Requirements.
Locate and copy each line in the data that contains the word "shown".

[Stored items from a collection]
━━━━━━━━━━━━━━━━━━━━━━━━━━━━━━

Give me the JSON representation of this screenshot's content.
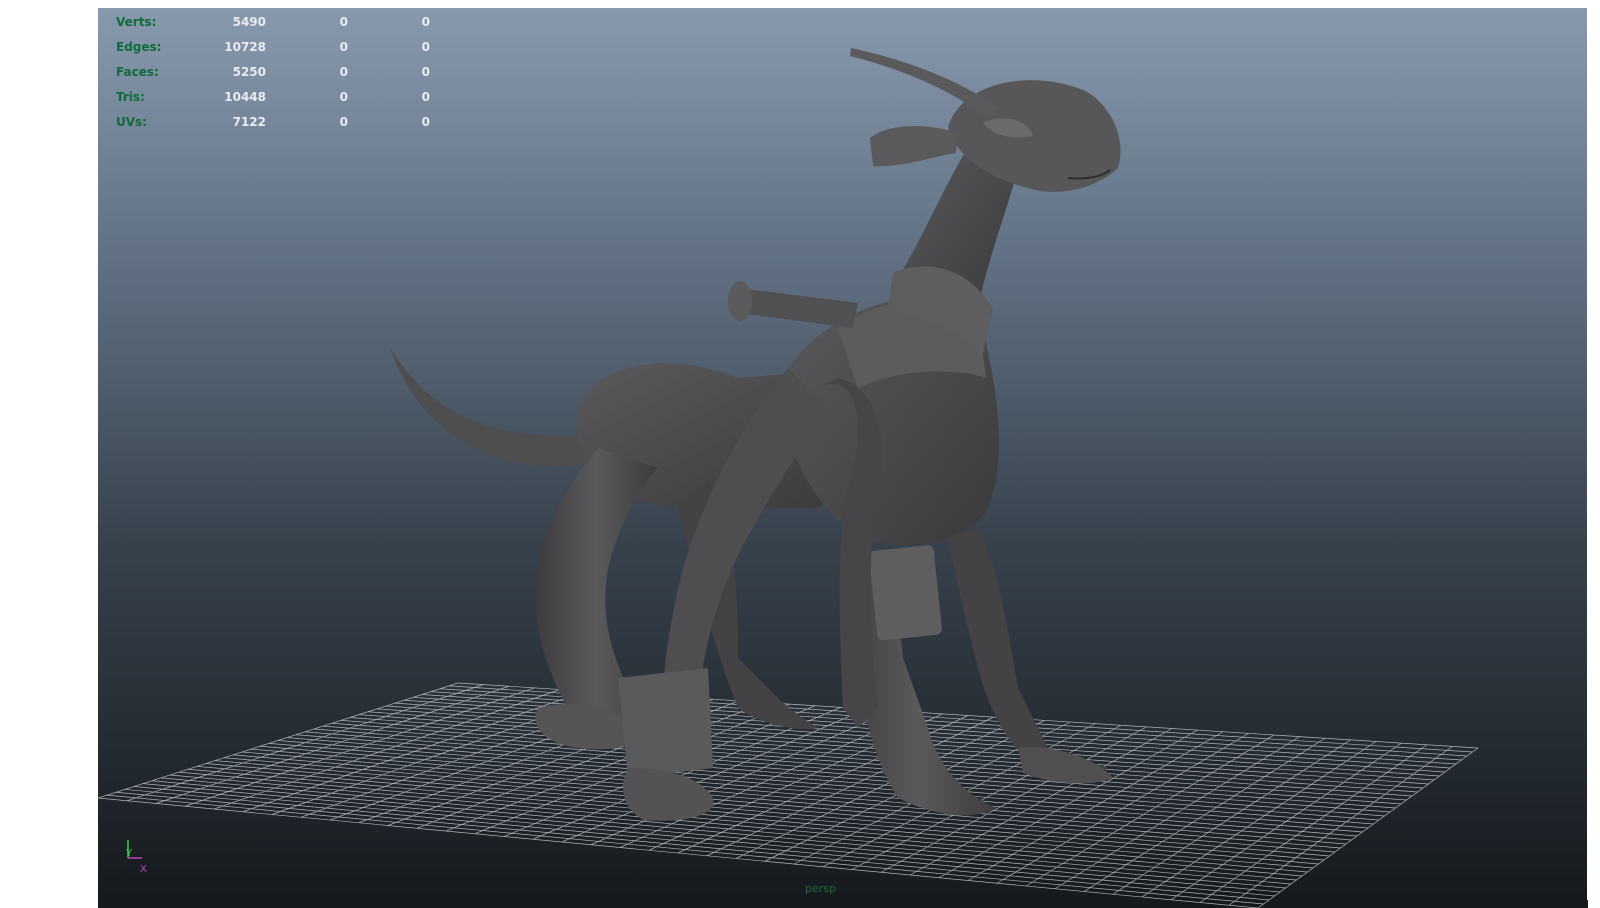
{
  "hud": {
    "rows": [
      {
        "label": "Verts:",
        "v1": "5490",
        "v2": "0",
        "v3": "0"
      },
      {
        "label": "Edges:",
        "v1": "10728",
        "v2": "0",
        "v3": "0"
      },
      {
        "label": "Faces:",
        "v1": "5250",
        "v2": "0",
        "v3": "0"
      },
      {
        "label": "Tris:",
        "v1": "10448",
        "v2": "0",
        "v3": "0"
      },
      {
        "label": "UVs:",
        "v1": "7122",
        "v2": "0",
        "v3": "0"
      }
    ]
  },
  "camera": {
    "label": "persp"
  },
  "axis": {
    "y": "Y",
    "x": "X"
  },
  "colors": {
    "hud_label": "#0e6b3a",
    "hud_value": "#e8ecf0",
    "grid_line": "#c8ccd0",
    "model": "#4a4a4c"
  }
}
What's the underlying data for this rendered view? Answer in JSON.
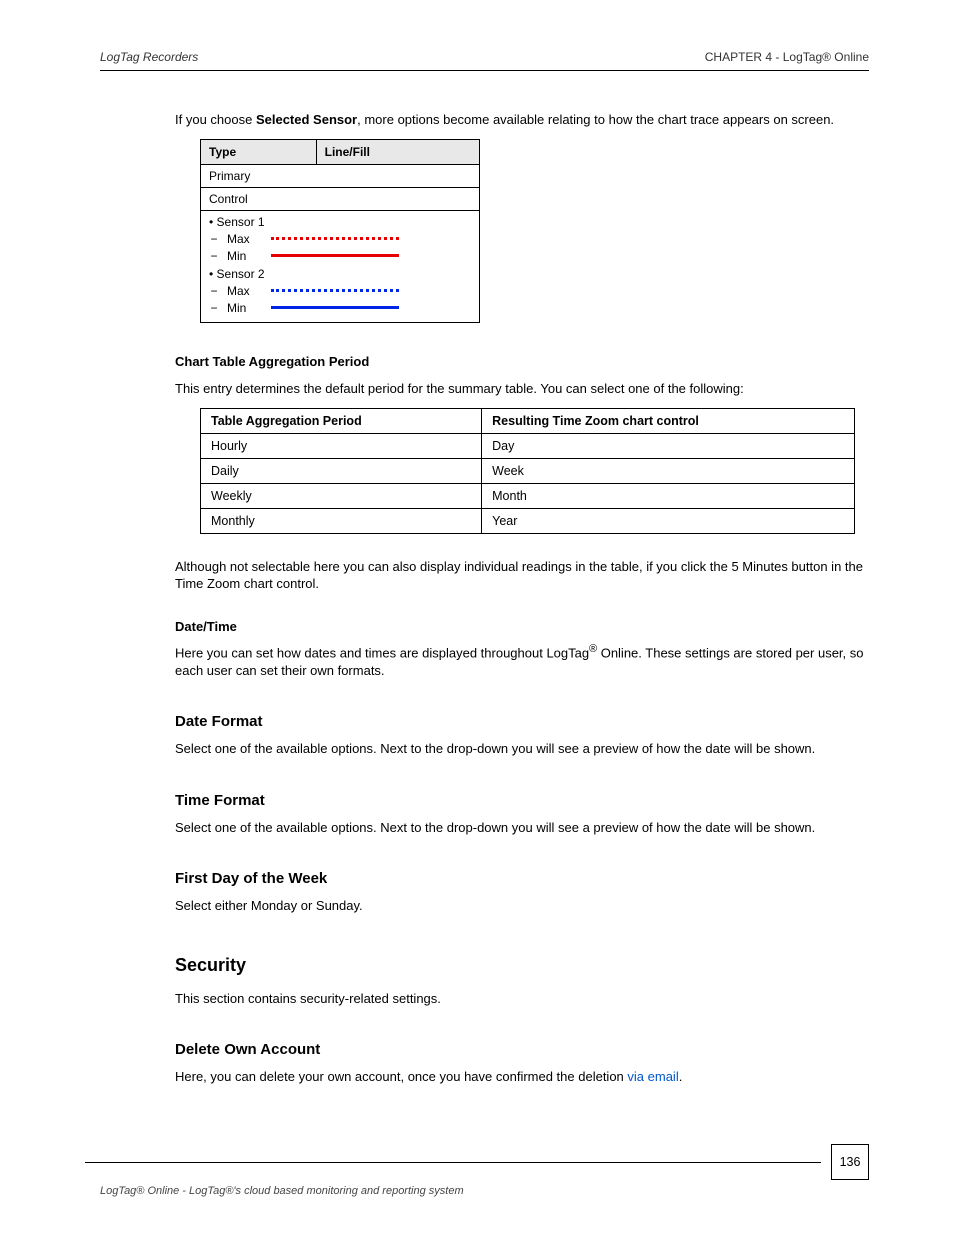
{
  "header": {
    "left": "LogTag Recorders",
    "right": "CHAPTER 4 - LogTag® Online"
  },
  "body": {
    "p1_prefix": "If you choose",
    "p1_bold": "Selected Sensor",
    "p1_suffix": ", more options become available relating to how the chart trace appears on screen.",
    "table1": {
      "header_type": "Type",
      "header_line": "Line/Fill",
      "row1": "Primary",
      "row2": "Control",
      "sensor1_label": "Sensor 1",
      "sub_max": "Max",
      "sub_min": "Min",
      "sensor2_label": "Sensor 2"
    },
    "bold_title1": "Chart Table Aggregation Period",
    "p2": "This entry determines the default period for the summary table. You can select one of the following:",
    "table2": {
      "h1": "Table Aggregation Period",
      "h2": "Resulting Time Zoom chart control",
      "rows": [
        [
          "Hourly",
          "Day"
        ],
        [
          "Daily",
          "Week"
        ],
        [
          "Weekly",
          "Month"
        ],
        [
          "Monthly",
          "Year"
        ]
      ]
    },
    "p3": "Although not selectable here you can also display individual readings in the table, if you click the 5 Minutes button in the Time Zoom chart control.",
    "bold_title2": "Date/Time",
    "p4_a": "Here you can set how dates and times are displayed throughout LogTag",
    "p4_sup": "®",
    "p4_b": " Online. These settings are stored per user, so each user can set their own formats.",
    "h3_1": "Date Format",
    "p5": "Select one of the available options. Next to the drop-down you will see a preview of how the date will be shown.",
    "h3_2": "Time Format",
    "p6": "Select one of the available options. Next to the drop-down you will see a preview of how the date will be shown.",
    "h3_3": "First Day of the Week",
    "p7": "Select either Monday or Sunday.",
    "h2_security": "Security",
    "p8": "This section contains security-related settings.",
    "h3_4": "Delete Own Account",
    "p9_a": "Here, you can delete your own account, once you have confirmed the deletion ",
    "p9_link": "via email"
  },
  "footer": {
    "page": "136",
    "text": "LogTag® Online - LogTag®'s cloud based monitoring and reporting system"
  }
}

━━━━━━━━━━━━━━━━━━━━━━━━━━━━━━

Full response.
    "p5": "Select one of the available options. Next to the drop-down you will see a preview of how the date will be shown.",
    "p6": "Select one of the available options. Next to the drop-down you will see a preview of how the date will be shown.",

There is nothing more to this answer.